- [Fragmento del documento]
• • • • •

EE.UU. acusa a Moonshot de acceder a chips Nvidia vetados en Tailandia
La Casa Blanca denunció que la china Moonshot AI consiguió procesadores Nvidia GB300 en Tailandia pese al veto de exportación, y que además destiló un modelo de Anthropic para entrenar su nuevo Kimi K3.

El director de la Oficina de Política Científica y Tecnológica de la Casa Blanca, Michael Kratsios, acusó el miércoles 22 de julio de 2026 a la empresa china de inteligencia artificial Moonshot AI de haber accedido a procesadores Nvidia GB300 en Tailandia pese a las restricciones de exportación que Estados Unidos impone a China. Según Kratsios, la compañía "adquirió servidores equipados con GB300 y accedió a GB300 en Tailandia, probablemente para entrenar sus modelos de IA".

• • • • •

- [Instrucciones]
1 - Responde sí o no a cada afirmación según el fragmento sobre Moonshot, citando textualmente las palabras que lo deciden. (a) Michael Kratsios dirige la Oficina de Política Científica y Tecnológica de la Casa Blanca. (b) La acusación se hizo un lunes. (c) Según Kratsios, Moonshot accedió a procesadores GB300 en Vietnam.
2 - Escribe la continuación del fragmento sobre Moonshot a partir de su última oración.

• • • • •

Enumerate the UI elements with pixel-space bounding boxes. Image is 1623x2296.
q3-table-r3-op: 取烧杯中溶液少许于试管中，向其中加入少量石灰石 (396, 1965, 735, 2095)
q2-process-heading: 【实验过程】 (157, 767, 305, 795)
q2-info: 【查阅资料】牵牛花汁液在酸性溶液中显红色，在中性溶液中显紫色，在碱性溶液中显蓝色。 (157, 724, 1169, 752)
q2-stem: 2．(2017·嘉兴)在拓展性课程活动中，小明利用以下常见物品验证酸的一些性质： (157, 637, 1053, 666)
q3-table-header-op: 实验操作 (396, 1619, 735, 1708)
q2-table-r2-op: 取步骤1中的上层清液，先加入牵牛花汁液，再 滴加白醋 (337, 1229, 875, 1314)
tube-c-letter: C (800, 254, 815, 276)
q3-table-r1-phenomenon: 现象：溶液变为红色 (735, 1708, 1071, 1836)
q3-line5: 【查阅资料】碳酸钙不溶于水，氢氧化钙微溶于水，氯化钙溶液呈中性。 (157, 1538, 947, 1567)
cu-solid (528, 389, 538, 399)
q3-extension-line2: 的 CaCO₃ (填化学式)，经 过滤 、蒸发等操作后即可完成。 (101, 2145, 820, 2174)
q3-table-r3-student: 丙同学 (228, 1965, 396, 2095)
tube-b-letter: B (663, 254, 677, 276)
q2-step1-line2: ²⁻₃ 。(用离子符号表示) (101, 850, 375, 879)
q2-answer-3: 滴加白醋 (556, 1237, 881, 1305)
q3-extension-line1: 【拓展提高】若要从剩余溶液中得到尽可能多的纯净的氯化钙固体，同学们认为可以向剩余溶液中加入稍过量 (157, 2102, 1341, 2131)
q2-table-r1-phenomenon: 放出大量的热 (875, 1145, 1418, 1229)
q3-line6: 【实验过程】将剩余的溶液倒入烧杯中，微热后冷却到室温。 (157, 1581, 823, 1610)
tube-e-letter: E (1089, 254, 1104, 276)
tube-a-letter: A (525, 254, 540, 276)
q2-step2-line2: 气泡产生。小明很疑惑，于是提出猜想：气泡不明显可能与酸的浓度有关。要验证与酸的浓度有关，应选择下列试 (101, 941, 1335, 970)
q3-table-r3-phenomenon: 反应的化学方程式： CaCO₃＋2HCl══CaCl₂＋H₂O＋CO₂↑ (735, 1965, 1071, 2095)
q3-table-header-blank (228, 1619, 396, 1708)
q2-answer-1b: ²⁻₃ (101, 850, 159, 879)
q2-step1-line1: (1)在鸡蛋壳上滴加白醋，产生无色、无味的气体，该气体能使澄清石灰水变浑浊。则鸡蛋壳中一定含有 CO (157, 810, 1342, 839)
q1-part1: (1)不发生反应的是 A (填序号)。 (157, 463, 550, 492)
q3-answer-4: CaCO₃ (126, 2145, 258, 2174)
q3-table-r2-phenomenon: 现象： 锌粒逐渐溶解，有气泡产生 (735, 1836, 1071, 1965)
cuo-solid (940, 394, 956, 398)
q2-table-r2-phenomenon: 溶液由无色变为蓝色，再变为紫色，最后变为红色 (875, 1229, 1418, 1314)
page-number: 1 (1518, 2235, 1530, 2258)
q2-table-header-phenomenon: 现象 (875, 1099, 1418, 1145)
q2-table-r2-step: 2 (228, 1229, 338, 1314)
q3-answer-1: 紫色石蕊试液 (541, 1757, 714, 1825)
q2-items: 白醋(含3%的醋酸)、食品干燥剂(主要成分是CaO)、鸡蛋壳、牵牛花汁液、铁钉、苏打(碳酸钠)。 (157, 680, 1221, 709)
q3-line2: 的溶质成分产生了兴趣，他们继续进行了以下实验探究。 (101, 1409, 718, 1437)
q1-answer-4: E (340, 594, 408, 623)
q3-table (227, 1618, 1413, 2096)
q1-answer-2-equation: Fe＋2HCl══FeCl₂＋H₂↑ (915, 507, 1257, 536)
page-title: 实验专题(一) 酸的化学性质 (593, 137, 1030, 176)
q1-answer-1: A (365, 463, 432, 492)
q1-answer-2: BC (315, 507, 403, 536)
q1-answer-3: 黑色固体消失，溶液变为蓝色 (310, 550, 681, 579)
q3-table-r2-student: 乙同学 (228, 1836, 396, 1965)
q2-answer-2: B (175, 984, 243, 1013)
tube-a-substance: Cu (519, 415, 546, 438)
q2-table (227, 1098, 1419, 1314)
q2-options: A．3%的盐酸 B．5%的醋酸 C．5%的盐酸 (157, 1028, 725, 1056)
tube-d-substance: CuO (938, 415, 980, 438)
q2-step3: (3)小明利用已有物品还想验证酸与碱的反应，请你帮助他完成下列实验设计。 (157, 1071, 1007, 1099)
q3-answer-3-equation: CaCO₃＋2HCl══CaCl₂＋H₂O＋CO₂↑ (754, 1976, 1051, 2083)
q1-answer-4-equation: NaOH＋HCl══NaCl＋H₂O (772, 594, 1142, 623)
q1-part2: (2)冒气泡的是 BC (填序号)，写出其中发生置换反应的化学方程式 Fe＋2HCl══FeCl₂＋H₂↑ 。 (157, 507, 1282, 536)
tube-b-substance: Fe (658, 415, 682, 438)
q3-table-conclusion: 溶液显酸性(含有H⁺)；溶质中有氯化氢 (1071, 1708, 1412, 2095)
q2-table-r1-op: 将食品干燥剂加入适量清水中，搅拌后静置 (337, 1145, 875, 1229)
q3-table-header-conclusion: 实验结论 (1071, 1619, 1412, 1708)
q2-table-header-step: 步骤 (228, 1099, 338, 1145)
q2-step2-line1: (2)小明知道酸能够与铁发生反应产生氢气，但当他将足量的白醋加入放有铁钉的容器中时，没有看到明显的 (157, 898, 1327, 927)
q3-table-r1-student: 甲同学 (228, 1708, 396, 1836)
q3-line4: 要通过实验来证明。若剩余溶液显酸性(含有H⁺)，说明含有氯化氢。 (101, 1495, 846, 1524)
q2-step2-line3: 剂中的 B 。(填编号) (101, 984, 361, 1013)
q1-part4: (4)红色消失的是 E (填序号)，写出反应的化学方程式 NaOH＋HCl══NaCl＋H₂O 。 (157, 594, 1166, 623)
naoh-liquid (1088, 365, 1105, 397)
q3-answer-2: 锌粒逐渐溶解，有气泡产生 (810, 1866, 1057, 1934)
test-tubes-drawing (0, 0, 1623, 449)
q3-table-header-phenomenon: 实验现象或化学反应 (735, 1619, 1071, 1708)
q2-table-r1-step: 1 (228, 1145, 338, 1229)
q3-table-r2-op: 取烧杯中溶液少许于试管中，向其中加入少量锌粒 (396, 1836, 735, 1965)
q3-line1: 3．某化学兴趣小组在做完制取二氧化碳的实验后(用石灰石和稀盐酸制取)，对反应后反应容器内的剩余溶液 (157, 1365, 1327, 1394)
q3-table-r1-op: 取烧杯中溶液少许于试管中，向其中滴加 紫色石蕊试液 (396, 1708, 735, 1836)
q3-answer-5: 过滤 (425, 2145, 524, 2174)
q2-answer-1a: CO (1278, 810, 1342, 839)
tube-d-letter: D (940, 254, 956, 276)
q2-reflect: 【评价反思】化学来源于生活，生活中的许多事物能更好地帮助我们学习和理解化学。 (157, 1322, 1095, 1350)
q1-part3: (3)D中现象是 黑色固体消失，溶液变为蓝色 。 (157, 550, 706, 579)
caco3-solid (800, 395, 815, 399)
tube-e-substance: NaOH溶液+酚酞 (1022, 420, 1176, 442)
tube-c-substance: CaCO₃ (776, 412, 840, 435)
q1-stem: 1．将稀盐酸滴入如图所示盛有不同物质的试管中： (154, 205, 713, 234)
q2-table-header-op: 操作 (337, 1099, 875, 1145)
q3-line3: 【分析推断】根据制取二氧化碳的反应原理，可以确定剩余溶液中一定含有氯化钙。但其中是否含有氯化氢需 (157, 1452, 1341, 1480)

• • • • •

- [Respuestas numeradas]
1 -
(a) Sí: "El director de la Oficina de Política Científica y Tecnológica de la Casa Blanca, Michael Kratsios".
(b) No: "el miércoles 22 de julio de 2026".
(c) No: "accedió a GB300 en Tailandia".

2 -
Los GB300 pertenecen a la generación Blackwell de Nvidia, un escalón por debajo de los sistemas Vera Rubin, los más avanzados de la compañía, pero igual considerados de punta. Washington prohíbe su venta a firmas chinas, aunque permite la exportación de semiconductores menos potentes, como los H200. Ni Moonshot ni Nvidia respondieron directamente a la publicación de Kratsios, aunque Nvidia había negado antes la existencia de algún vacío legal que permitiera desviar chips avanzados hacia subsidiarias chinas.
La acusación llega días después de que Moonshot presentara, el viernes 17 de julio de 2026, su modelo Kimi K3: con 2,8 billones de parámetros, es el modelo de código abierto más grande hasta la fecha y, según la propia empresa, iguala o supera en varios benchmarks a modelos de punta como Fable 5 de Anthropic y GPT 5.6 de OpenAI. El lanzamiento sacudió a las acciones tecnológicas de forma comparable a lo ocurrido con DeepSeek en 2025.
Kratsios fue más allá de la cuestión del hardware: afirmó que Moonshot "desarrolló una plataforma interna sofisticada para llevar adelante destilación a gran escala contra modelos estadounidenses" y que la compañía destiló el modelo Fable de Anthropic para construir Kimi K3. La destilación es una técnica en la que un modelo más chico se entrena a partir de las respuestas de un modelo más grande ya entrenado (el "maestro"), replicando parte de sus capacidades sin partir de cero. Anthropic ya había denunciado, en la primera mitad de 2026, campañas de extracción de información "a escala industrial" contra su propio modelo.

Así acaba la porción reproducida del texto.